[start]

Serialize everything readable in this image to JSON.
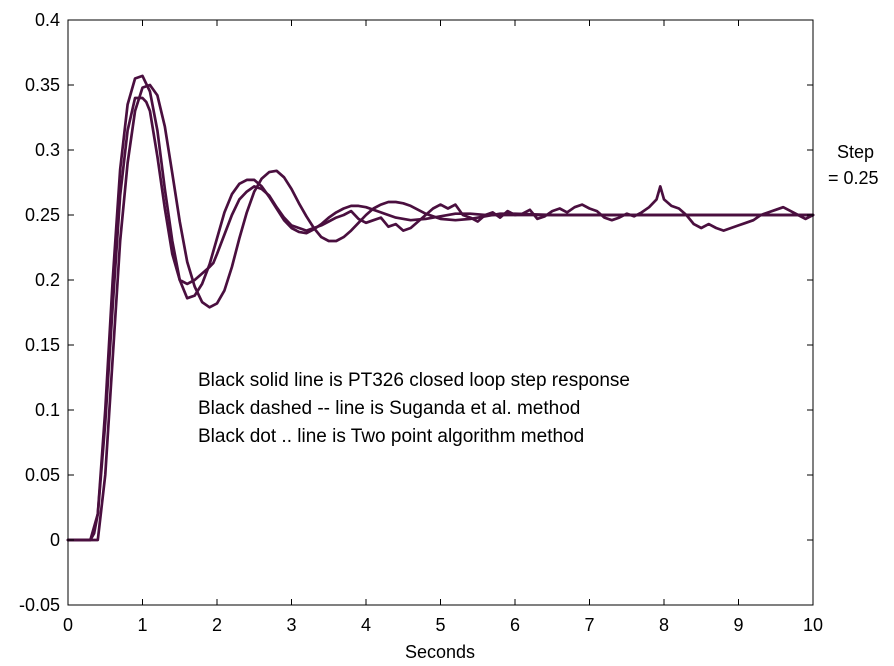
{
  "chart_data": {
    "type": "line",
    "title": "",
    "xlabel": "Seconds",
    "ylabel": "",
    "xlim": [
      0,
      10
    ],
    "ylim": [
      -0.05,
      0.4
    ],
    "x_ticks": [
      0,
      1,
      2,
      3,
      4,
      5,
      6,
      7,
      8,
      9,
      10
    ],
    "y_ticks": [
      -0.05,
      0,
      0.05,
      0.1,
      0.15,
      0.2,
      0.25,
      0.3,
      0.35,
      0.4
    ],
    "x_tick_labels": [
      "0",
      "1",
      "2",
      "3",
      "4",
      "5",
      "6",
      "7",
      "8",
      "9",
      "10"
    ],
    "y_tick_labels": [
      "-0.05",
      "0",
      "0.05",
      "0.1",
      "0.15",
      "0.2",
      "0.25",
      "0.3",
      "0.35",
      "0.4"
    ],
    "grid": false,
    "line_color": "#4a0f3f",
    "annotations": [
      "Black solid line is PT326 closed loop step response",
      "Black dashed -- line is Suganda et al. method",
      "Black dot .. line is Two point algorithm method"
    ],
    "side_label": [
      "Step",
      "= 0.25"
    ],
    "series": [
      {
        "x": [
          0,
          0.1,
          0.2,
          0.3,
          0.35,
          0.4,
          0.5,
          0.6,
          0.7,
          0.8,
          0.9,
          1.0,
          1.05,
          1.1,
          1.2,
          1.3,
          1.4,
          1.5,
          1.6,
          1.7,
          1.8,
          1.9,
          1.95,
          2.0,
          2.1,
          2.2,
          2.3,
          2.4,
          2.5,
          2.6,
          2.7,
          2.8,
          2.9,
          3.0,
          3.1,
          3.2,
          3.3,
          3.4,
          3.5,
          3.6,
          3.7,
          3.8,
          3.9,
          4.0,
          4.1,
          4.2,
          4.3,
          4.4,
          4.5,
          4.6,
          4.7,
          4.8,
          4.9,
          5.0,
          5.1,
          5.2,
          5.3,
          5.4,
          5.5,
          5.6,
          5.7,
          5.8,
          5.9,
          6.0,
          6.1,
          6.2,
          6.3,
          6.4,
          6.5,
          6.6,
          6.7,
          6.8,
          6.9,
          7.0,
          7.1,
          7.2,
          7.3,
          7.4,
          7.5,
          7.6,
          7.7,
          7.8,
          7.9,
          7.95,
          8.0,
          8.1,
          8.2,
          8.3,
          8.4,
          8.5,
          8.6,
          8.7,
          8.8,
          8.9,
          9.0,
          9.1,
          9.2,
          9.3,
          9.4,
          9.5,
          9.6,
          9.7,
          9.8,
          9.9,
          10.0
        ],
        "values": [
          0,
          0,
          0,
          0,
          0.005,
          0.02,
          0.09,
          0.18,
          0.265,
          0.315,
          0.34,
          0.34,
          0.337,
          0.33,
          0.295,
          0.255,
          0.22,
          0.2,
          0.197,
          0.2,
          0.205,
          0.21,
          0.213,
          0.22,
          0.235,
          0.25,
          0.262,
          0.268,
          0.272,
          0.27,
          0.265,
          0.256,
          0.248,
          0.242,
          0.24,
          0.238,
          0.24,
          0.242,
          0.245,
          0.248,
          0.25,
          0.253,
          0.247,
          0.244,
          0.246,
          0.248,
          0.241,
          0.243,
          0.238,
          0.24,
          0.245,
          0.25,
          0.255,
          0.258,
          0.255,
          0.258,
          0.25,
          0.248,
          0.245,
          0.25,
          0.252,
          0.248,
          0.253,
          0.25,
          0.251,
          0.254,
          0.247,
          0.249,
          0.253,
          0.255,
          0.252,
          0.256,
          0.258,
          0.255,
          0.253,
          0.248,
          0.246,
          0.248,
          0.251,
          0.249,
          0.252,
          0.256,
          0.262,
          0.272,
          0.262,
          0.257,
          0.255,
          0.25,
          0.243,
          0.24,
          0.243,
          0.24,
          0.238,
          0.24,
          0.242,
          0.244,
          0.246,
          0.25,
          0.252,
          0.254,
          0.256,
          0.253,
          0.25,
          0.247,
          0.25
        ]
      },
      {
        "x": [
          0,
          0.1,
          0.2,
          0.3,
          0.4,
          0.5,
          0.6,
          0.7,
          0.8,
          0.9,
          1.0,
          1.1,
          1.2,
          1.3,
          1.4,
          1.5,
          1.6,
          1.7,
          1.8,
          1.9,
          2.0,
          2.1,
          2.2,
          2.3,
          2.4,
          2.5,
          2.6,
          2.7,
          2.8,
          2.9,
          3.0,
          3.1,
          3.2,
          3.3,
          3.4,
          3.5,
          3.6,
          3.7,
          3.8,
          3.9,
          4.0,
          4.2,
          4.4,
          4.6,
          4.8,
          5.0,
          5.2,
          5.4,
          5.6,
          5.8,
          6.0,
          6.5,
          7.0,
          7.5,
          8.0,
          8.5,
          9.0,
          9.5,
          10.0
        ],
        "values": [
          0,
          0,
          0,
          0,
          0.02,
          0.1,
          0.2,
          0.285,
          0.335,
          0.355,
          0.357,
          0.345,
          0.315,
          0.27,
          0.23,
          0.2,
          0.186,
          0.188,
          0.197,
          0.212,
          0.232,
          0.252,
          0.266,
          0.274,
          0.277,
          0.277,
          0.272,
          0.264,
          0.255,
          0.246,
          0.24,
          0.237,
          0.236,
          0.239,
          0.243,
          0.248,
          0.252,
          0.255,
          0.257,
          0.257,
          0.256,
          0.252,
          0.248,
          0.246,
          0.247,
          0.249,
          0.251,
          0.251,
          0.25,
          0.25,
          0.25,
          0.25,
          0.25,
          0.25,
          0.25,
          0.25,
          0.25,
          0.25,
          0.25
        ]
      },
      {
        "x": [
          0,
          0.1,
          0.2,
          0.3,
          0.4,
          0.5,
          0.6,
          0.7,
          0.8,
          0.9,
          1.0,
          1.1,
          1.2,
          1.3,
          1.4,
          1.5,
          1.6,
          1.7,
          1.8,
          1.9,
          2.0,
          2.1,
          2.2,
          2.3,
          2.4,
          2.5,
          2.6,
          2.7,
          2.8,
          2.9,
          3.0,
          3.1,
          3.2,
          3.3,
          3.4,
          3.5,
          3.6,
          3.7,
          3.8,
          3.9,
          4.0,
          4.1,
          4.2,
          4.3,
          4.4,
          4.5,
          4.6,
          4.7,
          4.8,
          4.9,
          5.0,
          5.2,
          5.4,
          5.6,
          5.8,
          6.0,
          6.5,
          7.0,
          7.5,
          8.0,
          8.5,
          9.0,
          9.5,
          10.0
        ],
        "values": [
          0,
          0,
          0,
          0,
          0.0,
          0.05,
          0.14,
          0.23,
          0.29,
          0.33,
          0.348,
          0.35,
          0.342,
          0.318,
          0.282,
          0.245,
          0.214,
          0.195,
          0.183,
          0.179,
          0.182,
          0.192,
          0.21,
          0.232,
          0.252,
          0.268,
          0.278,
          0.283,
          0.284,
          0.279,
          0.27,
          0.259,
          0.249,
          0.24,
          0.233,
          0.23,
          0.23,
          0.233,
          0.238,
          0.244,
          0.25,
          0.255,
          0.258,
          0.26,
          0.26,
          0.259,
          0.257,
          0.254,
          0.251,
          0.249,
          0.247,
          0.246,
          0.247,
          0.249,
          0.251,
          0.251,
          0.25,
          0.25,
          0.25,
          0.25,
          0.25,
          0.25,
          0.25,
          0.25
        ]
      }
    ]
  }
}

[end]
[start]

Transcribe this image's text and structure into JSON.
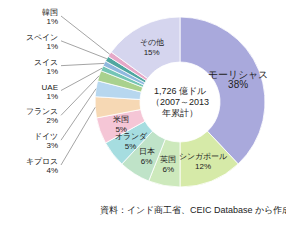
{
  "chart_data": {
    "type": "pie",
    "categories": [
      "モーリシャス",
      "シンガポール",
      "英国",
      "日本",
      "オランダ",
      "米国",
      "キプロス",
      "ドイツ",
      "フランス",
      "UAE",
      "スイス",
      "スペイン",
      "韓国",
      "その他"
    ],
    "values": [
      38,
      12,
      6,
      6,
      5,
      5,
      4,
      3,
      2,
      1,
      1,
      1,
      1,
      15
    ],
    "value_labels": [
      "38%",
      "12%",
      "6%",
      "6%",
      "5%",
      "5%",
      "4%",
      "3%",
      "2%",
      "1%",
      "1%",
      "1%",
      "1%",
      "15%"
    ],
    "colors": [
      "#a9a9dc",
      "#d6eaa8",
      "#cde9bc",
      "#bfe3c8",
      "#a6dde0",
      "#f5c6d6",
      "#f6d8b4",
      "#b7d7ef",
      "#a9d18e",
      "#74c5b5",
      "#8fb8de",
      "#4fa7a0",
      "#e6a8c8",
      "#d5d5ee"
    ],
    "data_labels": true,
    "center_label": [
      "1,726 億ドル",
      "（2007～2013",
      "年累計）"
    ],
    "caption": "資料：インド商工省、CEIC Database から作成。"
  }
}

[end]

TASK DESCRIPTION → Return only those lines of the records that contain the string "image".

TASK RESPONSE →
Serialize everything readable in this image to JSON.
Transcribe this image's text and structure into JSON.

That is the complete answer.